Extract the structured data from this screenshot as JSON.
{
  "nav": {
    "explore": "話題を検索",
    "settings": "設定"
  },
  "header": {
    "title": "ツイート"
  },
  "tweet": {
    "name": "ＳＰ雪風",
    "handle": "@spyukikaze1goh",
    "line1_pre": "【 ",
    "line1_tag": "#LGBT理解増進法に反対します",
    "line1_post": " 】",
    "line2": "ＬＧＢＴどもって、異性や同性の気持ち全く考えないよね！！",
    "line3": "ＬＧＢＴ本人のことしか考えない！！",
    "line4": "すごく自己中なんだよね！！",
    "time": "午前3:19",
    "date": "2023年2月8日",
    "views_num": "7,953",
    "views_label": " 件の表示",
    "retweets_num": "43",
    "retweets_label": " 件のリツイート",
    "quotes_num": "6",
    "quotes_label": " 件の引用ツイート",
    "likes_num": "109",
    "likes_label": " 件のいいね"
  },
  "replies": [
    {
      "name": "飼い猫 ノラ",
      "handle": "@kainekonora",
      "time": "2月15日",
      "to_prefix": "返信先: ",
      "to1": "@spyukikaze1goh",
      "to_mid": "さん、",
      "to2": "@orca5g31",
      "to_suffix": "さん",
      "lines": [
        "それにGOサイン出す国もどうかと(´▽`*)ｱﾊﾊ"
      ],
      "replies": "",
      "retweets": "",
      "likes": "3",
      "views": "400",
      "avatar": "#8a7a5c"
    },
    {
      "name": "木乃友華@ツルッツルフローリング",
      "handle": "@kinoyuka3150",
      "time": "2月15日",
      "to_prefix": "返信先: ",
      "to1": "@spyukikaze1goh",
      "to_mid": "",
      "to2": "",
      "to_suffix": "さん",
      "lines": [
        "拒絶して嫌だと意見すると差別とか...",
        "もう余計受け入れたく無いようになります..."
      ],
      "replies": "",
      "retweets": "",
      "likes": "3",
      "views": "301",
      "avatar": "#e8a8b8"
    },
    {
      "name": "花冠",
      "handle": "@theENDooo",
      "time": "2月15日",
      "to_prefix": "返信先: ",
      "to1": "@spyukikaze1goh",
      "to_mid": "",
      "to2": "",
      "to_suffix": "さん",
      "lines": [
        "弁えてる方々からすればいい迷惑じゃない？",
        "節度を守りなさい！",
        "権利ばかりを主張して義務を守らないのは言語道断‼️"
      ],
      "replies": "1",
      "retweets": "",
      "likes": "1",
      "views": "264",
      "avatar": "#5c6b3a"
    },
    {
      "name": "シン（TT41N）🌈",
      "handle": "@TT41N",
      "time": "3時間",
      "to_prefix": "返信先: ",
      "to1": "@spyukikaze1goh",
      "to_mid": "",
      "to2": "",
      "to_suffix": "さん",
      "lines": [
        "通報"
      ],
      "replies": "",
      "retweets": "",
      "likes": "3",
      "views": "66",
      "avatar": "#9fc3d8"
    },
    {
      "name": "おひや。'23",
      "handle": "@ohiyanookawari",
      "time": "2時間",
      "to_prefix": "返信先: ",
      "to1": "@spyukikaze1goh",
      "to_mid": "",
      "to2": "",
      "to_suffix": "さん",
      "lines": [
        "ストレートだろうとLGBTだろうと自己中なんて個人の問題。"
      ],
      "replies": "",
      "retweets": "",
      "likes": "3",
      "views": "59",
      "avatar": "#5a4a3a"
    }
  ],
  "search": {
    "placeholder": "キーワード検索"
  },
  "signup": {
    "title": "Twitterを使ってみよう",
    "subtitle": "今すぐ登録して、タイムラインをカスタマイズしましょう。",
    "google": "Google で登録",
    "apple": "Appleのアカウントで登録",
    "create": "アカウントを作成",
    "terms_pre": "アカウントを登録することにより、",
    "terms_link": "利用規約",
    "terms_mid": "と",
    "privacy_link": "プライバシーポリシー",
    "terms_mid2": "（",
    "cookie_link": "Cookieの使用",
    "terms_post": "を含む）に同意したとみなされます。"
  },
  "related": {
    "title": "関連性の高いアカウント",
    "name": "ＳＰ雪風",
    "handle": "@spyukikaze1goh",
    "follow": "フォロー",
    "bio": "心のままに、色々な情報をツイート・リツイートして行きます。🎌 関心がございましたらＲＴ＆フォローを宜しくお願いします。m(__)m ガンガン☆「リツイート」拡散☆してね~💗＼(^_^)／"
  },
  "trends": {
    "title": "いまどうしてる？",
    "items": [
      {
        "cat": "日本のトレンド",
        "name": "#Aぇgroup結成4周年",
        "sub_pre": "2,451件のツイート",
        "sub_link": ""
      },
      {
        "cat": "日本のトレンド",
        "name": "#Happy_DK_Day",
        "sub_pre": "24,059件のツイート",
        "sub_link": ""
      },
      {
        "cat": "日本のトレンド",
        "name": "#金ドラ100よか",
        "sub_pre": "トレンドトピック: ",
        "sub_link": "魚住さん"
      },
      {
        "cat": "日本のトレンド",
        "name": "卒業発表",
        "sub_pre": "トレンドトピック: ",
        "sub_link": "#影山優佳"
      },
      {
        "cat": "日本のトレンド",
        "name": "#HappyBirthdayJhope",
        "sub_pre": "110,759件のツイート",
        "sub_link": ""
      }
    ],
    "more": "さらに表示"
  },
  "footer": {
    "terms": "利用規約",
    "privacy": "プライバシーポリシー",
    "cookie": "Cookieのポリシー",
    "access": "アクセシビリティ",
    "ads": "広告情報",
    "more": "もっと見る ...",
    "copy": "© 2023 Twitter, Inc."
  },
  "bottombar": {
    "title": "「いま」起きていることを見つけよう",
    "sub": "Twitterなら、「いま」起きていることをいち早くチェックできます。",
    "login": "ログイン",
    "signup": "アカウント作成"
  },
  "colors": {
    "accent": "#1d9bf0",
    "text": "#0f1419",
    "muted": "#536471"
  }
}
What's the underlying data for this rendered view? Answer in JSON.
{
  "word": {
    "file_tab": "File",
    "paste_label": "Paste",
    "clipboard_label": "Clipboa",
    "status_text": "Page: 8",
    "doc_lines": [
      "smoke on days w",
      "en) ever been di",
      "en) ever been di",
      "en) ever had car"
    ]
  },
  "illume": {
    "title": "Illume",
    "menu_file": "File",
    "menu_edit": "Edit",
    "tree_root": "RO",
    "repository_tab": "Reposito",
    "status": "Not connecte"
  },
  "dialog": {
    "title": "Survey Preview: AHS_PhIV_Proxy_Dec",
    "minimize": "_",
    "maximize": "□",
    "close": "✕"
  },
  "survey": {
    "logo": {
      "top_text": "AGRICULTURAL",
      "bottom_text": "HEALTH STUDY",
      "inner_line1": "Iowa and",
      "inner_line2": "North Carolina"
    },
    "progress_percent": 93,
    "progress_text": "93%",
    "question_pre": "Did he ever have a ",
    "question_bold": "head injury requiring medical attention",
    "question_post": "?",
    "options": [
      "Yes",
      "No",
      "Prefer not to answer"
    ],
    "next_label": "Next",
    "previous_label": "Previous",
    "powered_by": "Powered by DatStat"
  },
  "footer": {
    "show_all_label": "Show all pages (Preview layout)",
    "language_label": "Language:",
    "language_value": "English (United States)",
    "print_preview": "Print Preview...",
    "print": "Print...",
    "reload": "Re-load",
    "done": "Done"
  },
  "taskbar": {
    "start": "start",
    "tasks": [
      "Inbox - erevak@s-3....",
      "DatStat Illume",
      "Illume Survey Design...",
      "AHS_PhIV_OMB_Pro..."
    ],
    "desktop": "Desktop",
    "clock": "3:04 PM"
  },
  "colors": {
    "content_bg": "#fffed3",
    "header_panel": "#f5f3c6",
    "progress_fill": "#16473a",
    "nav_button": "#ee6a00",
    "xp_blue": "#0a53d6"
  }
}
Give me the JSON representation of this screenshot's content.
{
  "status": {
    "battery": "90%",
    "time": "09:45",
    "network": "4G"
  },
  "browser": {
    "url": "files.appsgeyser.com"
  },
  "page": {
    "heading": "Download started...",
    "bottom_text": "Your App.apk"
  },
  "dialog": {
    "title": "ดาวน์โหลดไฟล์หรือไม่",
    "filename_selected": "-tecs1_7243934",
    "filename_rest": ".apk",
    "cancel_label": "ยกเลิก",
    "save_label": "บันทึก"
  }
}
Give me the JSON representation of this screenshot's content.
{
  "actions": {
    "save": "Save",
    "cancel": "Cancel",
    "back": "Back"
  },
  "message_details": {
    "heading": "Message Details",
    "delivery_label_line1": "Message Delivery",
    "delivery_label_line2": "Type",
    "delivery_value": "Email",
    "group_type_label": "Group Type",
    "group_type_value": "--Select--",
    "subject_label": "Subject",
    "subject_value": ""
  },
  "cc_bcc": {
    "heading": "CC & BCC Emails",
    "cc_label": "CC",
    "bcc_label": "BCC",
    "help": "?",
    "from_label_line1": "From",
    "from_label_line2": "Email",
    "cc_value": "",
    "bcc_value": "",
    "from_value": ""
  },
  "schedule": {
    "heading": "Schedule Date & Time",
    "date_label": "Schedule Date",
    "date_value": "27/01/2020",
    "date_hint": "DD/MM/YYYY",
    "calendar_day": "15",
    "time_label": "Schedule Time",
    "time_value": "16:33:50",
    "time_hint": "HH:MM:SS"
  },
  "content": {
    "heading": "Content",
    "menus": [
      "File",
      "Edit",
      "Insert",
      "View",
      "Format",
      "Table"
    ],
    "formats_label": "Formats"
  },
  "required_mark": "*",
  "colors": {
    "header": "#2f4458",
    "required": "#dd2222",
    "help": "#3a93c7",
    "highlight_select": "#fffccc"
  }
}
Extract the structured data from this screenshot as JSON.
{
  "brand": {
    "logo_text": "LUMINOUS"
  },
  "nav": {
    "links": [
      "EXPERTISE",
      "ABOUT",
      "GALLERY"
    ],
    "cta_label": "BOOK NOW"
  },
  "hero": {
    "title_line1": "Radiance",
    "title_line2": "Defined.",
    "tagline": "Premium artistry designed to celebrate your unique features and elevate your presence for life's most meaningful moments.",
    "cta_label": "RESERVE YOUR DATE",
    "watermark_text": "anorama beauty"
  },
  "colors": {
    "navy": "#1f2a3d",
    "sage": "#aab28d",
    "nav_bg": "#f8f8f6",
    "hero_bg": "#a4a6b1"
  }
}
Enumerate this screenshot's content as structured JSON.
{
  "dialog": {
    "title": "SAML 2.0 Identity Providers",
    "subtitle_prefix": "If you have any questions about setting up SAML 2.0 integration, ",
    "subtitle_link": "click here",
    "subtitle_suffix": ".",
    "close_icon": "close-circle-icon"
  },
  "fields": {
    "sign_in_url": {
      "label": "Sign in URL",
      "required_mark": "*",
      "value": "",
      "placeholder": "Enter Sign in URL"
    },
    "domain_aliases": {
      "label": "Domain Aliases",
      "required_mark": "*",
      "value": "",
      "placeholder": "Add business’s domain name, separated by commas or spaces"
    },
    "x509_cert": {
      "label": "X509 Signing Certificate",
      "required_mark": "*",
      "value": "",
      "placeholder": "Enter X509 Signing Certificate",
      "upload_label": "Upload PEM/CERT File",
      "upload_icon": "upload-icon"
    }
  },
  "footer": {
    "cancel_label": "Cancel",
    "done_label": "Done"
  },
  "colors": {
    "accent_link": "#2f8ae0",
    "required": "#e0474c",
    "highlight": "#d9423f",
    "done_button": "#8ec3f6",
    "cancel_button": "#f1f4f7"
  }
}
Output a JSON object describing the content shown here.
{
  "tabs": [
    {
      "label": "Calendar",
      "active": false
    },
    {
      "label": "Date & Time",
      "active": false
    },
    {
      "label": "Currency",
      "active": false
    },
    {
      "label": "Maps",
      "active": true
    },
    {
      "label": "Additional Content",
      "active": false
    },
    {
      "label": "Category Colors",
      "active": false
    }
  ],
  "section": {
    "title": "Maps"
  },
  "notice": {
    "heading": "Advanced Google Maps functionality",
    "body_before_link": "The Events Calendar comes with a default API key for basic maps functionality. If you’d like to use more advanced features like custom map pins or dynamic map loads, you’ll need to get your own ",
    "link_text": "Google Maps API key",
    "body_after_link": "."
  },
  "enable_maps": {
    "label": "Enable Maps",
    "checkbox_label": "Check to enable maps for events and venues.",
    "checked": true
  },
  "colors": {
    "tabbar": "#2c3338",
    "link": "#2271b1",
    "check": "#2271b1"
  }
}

▸ **Given exercise**: In the lines above, find each one with "SAML" and list it.

▸ **Answer for this exercise**:
    "title": "SAML 2.0 Identity Providers",
    "subtitle_prefix": "If you have any questions about setting up SAML 2.0 integration, ",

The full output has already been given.